→ AIM
The listing below should be copied in full, word for word.

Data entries
....

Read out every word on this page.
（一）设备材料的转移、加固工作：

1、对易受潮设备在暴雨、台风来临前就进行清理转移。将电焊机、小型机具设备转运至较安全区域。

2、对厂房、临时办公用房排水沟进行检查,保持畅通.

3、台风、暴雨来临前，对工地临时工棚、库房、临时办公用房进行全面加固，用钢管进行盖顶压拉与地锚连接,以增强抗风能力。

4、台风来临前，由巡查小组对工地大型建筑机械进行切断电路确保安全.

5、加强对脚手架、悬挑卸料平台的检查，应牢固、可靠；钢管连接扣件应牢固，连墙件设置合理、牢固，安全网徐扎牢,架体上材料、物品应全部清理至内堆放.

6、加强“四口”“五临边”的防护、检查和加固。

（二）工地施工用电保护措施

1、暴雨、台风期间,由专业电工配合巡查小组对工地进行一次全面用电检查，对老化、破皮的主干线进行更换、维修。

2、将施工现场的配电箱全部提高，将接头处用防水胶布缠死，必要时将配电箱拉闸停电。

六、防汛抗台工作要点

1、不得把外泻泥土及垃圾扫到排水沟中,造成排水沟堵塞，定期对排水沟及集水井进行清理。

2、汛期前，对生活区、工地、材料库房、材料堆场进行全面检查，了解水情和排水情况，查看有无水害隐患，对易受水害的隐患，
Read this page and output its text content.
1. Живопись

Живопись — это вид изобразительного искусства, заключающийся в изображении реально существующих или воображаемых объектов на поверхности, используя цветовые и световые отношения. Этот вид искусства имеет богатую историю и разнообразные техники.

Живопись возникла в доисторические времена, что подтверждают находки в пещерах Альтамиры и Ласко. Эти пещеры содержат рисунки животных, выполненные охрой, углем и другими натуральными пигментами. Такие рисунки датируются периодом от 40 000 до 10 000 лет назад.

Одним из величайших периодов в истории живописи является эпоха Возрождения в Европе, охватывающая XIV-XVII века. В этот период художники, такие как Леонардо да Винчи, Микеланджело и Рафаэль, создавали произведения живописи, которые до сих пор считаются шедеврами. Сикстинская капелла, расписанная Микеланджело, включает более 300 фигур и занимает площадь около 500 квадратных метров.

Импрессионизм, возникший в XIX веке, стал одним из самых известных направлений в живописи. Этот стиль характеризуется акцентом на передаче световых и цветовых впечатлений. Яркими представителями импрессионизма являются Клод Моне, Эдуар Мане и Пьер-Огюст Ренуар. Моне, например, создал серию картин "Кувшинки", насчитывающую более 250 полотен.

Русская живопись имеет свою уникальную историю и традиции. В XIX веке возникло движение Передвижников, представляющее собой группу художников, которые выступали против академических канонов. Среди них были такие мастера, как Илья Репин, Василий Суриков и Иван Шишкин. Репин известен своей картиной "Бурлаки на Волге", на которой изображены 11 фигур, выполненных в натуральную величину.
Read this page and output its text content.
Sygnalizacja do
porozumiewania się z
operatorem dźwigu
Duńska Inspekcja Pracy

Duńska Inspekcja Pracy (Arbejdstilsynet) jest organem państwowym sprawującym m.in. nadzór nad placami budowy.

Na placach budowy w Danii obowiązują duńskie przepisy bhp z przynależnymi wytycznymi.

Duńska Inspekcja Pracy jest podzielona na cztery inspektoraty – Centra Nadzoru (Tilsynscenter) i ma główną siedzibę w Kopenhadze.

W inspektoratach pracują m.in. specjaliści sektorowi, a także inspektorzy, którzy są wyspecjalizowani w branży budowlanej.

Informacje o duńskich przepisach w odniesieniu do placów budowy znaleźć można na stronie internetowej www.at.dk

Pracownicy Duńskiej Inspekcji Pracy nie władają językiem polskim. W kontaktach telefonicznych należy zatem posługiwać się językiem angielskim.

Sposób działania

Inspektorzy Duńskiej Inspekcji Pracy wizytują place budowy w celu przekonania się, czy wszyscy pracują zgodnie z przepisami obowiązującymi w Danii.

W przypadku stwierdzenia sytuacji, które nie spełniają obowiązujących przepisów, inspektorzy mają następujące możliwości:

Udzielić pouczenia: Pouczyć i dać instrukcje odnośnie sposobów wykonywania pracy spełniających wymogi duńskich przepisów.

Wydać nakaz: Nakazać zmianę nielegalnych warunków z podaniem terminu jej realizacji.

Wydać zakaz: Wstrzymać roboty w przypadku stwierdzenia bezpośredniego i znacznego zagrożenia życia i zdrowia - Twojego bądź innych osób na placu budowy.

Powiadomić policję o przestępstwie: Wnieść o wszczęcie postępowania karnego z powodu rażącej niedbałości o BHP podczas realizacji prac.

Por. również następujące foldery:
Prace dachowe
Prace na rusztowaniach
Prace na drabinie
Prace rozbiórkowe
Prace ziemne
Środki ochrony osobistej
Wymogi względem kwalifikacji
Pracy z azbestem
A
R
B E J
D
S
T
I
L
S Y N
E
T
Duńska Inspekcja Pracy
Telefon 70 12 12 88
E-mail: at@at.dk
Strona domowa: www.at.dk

....

→ EXPECTED ANSWER
Read out every word on this page.
（一）设备材料的转移、加固工作：

1、对易受潮设备在暴雨、台风来临前就进行清理转移。将电焊机、小型机具设备转运至较安全区域。

2、对厂房、临时办公用房排水沟进行检查,保持畅通.

3、台风、暴雨来临前，对工地临时工棚、库房、临时办公用房进行全面加固，用钢管进行盖顶压拉与地锚连接,以增强抗风能力。

4、台风来临前，由巡查小组对工地大型建筑机械进行切断电路确保安全.

5、加强对脚手架、悬挑卸料平台的检查，应牢固、可靠；钢管连接扣件应牢固，连墙件设置合理、牢固，安全网徐扎牢,架体上材料、物品应全部清理至内堆放.

6、加强“四口”“五临边”的防护、检查和加固。

（二）工地施工用电保护措施

1、暴雨、台风期间,由专业电工配合巡查小组对工地进行一次全面用电检查，对老化、破皮的主干线进行更换、维修。

2、将施工现场的配电箱全部提高，将接头处用防水胶布缠死，必要时将配电箱拉闸停电。

六、防汛抗台工作要点

1、不得把外泻泥土及垃圾扫到排水沟中,造成排水沟堵塞，定期对排水沟及集水井进行清理。

2、汛期前，对生活区、工地、材料库房、材料堆场进行全面检查，了解水情和排水情况，查看有无水害隐患，对易受水害的隐患，
Read this page and output its text content.
1. Живопись

Живопись — это вид изобразительного искусства, заключающийся в изображении реально существующих или воображаемых объектов на поверхности, используя цветовые и световые отношения. Этот вид искусства имеет богатую историю и разнообразные техники.

Живопись возникла в доисторические времена, что подтверждают находки в пещерах Альтамиры и Ласко. Эти пещеры содержат рисунки животных, выполненные охрой, углем и другими натуральными пигментами. Такие рисунки датируются периодом от 40 000 до 10 000 лет назад.

Одним из величайших периодов в истории живописи является эпоха Возрождения в Европе, охватывающая XIV-XVII века. В этот период художники, такие как Леонардо да Винчи, Микеланджело и Рафаэль, создавали произведения живописи, которые до сих пор считаются шедеврами. Сикстинская капелла, расписанная Микеланджело, включает более 300 фигур и занимает площадь около 500 квадратных метров.

Импрессионизм, возникший в XIX веке, стал одним из самых известных направлений в живописи. Этот стиль характеризуется акцентом на передаче световых и цветовых впечатлений. Яркими представителями импрессионизма являются Клод Моне, Эдуар Мане и Пьер-Огюст Ренуар. Моне, например, создал серию картин "Кувшинки", насчитывающую более 250 полотен.

Русская живопись имеет свою уникальную историю и традиции. В XIX веке возникло движение Передвижников, представляющее собой группу художников, которые выступали против академических канонов. Среди них были такие мастера, как Илья Репин, Василий Суриков и Иван Шишкин. Репин известен своей картиной "Бурлаки на Волге", на которой изображены 11 фигур, выполненных в натуральную величину.
Read this page and output its text content.
Sygnalizacja do
porozumiewania się z
operatorem dźwigu
Duńska Inspekcja Pracy

Duńska Inspekcja Pracy (Arbejdstilsynet) jest organem państwowym sprawującym m.in. nadzór nad placami budowy.

Na placach budowy w Danii obowiązują duńskie przepisy bhp z przynależnymi wytycznymi.

Duńska Inspekcja Pracy jest podzielona na cztery inspektoraty – Centra Nadzoru (Tilsynscenter) i ma główną siedzibę w Kopenhadze.

W inspektoratach pracują m.in. specjaliści sektorowi, a także inspektorzy, którzy są wyspecjalizowani w branży budowlanej.

Informacje o duńskich przepisach w odniesieniu do placów budowy znaleźć można na stronie internetowej www.at.dk

Pracownicy Duńskiej Inspekcji Pracy nie władają językiem polskim. W kontaktach telefonicznych należy zatem posługiwać się językiem angielskim.

Sposób działania

Inspektorzy Duńskiej Inspekcji Pracy wizytują place budowy w celu przekonania się, czy wszyscy pracują zgodnie z przepisami obowiązującymi w Danii.

W przypadku stwierdzenia sytuacji, które nie spełniają obowiązujących przepisów, inspektorzy mają następujące możliwości:

Udzielić pouczenia: Pouczyć i dać instrukcje odnośnie sposobów wykonywania pracy spełniających wymogi duńskich przepisów.

Wydać nakaz: Nakazać zmianę nielegalnych warunków z podaniem terminu jej realizacji.

Wydać zakaz: Wstrzymać roboty w przypadku stwierdzenia bezpośredniego i znacznego zagrożenia życia i zdrowia - Twojego bądź innych osób na placu budowy.

Powiadomić policję o przestępstwie: Wnieść o wszczęcie postępowania karnego z powodu rażącej niedbałości o BHP podczas realizacji prac.

Por. również następujące foldery:
Prace dachowe
Prace na rusztowaniach
Prace na drabinie
Prace rozbiórkowe
Prace ziemne
Środki ochrony osobistej
Wymogi względem kwalifikacji
Pracy z azbestem
A
R
B E J
D
S
T
I
L
S Y N
E
T
Duńska Inspekcja Pracy
Telefon 70 12 12 88
E-mail: at@at.dk
Strona domowa: www.at.dk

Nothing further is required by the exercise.